#### TASK TO CARRY OUT:
Search the material below for the word "часов". Copy every line that has it.

Stored data
■ ■ ■
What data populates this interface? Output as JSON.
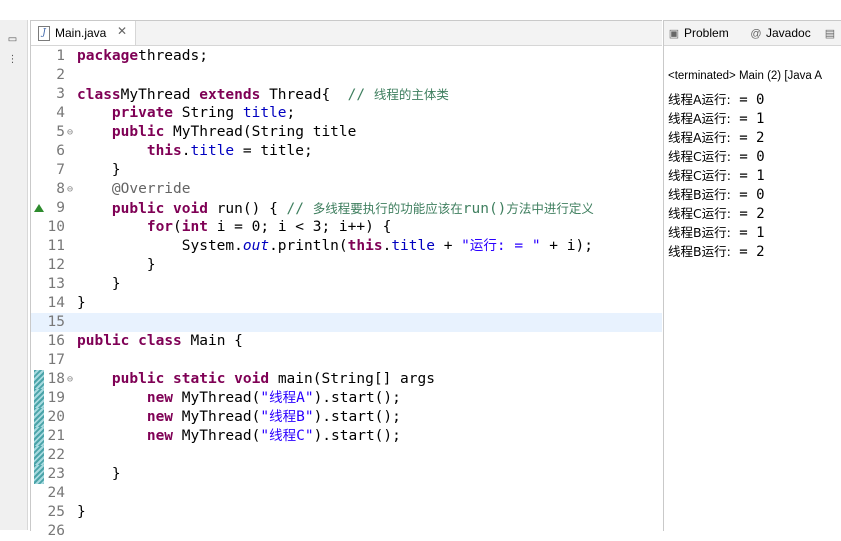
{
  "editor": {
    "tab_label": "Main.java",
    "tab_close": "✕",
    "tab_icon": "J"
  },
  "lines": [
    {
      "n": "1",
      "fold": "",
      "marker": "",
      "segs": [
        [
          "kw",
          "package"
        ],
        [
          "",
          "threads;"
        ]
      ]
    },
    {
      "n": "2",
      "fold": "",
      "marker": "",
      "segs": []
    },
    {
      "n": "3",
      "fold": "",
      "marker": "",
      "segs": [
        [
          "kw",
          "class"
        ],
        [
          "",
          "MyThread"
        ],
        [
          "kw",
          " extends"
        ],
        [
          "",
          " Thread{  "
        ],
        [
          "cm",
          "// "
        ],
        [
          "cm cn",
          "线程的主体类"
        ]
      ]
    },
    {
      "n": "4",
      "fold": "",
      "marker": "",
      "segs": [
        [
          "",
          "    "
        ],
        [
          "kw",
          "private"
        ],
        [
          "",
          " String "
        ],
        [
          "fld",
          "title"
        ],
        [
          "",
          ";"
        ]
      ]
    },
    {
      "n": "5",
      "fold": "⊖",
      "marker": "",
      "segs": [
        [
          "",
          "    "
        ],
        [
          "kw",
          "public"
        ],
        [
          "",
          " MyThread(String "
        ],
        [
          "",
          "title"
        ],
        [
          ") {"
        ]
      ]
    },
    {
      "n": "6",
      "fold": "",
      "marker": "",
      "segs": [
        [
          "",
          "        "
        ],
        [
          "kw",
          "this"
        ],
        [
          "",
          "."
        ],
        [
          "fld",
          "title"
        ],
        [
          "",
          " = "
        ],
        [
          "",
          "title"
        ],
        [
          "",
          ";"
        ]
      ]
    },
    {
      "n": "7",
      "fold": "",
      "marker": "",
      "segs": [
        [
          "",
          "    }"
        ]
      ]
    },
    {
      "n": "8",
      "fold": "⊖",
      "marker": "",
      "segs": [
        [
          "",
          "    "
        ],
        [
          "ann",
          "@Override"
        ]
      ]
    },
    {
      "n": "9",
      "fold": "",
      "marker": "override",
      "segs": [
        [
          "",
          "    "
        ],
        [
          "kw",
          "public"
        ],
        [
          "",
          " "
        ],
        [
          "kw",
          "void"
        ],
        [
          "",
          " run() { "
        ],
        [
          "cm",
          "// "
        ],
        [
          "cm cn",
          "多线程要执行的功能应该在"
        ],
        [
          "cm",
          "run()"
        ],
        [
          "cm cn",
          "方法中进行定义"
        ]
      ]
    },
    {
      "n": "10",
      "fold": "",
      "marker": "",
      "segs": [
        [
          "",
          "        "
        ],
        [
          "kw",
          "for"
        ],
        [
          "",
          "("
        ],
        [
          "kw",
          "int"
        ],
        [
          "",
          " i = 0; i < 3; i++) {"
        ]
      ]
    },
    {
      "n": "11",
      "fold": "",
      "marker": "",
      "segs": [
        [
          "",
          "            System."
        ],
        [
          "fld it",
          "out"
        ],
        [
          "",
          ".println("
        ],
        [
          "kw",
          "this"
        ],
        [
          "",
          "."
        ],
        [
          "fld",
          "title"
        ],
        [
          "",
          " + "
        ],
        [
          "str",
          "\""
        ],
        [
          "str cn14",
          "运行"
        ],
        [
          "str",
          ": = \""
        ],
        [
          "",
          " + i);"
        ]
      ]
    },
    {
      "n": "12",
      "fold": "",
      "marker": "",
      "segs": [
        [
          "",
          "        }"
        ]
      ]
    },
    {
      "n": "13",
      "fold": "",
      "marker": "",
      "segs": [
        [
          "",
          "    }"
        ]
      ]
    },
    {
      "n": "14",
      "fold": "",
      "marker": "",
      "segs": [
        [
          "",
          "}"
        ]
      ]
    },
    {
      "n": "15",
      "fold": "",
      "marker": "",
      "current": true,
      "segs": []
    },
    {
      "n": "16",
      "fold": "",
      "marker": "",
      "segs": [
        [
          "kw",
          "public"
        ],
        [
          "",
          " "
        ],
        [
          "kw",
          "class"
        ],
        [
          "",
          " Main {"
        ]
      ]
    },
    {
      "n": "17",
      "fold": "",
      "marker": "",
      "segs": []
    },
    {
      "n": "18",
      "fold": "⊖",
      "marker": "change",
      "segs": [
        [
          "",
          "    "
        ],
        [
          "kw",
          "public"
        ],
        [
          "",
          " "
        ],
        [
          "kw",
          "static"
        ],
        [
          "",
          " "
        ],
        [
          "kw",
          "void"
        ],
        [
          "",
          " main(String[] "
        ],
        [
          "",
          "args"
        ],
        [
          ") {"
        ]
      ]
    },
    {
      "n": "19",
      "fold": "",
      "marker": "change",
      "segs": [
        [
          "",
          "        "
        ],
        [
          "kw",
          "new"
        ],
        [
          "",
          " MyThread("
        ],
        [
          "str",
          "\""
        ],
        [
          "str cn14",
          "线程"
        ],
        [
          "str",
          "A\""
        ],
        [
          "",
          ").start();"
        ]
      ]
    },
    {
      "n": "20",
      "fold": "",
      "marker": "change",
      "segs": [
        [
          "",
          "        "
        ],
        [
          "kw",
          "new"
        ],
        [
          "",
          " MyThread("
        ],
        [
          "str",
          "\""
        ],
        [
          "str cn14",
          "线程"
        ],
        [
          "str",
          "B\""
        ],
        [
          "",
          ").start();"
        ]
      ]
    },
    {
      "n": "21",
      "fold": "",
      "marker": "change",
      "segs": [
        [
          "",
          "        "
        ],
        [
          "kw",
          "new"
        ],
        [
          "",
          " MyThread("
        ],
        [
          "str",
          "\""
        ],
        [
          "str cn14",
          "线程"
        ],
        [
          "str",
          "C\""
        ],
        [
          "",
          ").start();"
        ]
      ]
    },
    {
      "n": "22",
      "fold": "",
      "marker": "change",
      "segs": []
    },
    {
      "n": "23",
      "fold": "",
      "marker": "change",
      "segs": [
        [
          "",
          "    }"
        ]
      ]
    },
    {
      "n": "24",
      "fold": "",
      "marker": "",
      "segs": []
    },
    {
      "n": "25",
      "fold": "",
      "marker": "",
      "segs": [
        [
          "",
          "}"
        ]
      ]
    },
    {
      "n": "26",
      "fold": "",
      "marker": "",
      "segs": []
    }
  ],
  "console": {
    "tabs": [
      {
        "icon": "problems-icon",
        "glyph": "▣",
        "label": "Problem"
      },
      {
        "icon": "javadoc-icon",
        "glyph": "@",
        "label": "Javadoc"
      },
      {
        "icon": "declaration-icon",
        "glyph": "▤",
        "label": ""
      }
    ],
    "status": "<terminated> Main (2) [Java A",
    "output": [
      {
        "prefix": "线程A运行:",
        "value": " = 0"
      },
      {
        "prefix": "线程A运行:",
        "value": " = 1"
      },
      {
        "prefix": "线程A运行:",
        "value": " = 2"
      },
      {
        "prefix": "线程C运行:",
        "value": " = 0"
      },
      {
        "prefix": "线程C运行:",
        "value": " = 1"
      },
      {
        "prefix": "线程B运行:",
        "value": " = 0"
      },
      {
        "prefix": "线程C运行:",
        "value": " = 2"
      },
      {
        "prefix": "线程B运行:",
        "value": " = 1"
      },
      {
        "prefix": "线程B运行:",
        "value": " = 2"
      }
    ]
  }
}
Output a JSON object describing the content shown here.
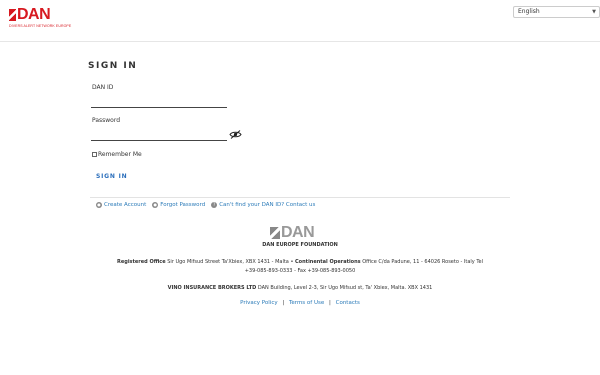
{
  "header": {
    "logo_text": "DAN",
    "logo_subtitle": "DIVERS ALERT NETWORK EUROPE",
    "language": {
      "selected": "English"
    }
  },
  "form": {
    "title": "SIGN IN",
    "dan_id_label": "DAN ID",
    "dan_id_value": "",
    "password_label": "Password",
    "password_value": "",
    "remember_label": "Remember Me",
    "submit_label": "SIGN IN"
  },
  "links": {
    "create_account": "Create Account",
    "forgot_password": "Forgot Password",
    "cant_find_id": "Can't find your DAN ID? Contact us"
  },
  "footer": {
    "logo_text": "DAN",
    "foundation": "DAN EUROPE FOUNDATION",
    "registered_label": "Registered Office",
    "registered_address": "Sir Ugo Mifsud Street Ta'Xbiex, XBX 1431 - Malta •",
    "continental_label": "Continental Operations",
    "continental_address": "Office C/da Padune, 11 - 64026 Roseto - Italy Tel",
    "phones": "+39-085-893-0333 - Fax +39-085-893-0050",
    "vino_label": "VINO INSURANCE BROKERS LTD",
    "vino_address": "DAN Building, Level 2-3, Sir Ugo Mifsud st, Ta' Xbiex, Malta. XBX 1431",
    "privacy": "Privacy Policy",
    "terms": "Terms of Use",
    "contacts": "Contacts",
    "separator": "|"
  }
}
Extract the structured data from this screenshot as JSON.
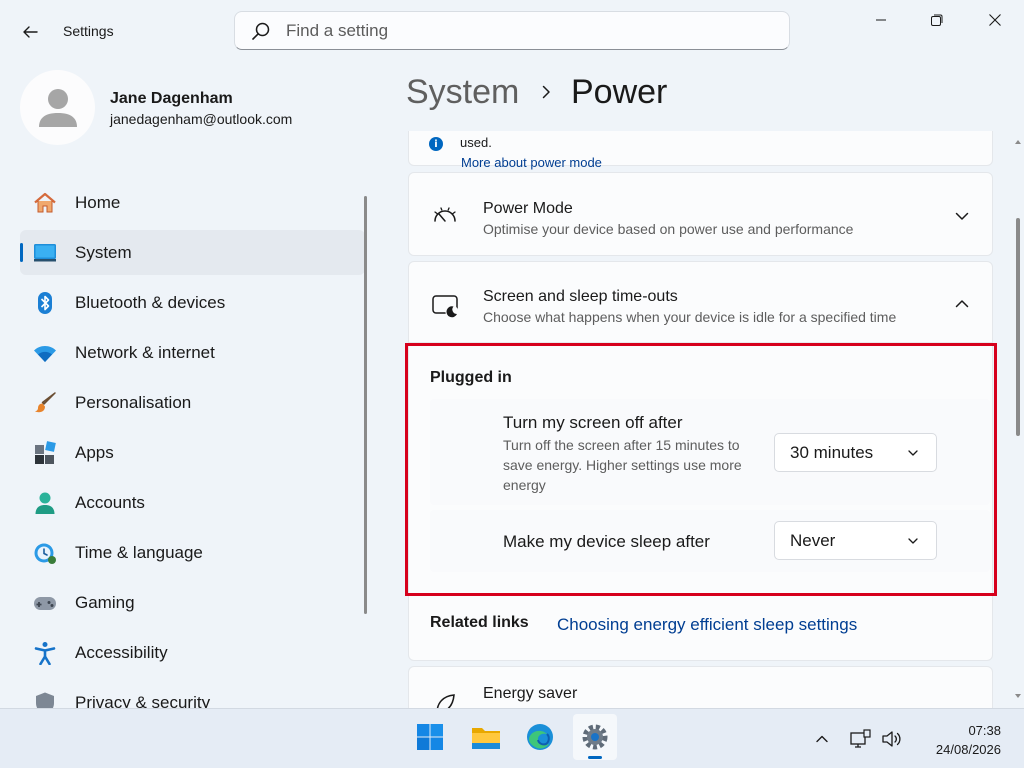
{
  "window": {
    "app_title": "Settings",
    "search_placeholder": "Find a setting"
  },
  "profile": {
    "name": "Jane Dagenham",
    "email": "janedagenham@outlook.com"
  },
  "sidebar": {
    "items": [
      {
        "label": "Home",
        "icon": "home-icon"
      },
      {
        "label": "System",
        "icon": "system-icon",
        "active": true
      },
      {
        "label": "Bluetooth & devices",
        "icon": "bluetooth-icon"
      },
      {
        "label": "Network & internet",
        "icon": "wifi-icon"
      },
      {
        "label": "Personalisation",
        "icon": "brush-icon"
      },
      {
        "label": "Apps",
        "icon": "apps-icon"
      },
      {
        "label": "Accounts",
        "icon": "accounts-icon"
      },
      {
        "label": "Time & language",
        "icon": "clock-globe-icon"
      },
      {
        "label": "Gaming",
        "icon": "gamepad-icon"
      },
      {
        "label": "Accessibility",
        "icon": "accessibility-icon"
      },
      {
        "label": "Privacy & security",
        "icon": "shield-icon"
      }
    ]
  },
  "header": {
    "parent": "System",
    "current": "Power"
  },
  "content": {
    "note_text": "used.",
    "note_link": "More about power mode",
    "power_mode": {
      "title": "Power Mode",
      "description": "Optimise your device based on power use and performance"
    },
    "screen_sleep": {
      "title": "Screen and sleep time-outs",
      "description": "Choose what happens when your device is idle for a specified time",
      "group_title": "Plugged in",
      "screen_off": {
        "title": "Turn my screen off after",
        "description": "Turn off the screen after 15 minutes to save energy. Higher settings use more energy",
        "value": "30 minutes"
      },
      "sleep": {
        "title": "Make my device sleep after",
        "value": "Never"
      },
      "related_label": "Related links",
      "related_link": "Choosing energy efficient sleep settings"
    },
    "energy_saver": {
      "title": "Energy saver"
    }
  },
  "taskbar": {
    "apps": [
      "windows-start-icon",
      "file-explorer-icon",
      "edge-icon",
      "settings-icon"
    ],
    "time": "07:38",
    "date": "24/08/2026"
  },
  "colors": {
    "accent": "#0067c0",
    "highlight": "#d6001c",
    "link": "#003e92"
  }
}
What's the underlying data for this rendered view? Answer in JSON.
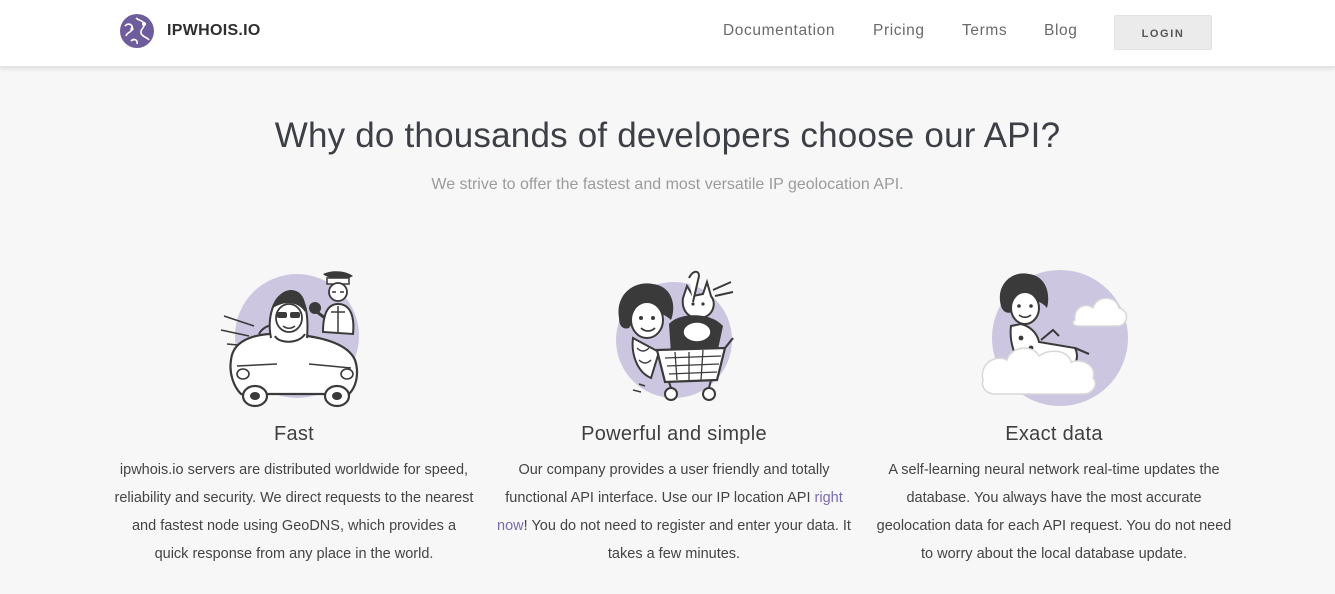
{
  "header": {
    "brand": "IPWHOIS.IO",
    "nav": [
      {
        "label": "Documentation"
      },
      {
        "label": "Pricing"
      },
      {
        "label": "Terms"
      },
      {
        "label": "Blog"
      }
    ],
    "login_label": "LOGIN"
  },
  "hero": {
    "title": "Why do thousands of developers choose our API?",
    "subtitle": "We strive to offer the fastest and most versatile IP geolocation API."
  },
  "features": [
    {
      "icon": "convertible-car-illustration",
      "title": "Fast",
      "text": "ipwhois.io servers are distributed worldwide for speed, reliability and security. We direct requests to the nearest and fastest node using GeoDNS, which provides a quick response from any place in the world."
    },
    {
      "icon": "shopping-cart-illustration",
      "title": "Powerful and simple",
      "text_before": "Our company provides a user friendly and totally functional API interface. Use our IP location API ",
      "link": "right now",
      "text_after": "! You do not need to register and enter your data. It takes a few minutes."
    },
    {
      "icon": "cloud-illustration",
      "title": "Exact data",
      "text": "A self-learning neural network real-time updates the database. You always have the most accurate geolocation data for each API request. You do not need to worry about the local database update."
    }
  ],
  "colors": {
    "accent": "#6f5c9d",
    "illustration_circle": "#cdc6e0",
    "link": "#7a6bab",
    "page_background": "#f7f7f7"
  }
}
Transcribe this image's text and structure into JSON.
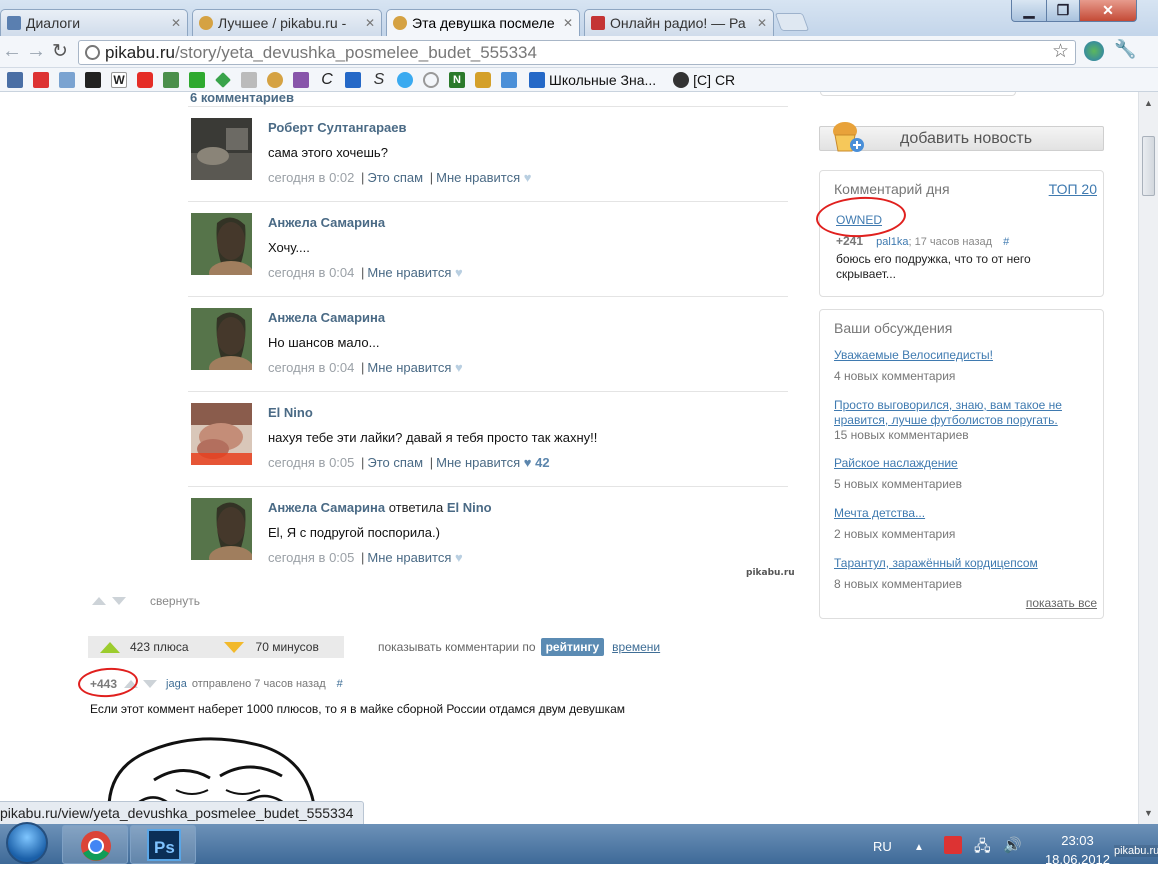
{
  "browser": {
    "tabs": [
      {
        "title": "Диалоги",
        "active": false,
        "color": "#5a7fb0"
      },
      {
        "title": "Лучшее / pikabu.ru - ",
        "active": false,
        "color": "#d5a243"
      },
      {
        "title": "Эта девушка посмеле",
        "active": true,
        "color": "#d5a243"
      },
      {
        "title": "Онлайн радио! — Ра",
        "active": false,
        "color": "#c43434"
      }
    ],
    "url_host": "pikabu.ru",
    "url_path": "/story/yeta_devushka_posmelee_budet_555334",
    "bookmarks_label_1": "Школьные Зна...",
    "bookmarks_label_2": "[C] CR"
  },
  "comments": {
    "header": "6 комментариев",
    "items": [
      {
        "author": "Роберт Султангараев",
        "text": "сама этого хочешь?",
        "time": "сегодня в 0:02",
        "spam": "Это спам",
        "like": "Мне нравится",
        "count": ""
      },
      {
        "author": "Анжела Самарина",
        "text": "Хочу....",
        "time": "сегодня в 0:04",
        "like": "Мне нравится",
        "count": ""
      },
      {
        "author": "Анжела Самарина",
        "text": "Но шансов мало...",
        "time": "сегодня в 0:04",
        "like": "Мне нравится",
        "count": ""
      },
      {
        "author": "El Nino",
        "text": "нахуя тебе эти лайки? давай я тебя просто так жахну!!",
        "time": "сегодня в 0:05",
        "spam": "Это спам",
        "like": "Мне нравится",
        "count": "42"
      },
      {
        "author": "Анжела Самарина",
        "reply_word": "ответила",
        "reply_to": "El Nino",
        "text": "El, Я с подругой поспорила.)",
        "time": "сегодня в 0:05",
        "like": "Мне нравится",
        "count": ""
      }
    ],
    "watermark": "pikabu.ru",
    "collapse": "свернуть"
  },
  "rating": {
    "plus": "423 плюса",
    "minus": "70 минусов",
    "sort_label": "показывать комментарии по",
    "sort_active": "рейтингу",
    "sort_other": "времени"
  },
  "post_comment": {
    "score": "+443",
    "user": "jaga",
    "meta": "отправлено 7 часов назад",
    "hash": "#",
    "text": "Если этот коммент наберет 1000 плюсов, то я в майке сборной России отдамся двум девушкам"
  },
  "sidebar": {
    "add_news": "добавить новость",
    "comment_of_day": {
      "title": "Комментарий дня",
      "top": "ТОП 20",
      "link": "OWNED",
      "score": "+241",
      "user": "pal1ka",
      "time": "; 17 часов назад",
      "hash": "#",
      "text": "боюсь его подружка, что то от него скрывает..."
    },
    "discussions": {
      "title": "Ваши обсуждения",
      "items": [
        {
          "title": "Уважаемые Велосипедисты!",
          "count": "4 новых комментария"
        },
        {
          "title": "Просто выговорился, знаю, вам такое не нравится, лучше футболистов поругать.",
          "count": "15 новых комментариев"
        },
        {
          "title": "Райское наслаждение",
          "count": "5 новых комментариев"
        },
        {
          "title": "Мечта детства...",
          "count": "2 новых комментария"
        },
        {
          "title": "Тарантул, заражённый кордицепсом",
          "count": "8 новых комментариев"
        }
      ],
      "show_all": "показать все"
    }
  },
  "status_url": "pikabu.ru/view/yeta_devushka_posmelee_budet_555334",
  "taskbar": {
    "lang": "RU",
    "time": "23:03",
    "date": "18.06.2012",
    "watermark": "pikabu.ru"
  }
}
■ ■ ■
#### ANSWER:
    "meta": "отправлено 7 часов назад",
      "time": "; 17 часов назад",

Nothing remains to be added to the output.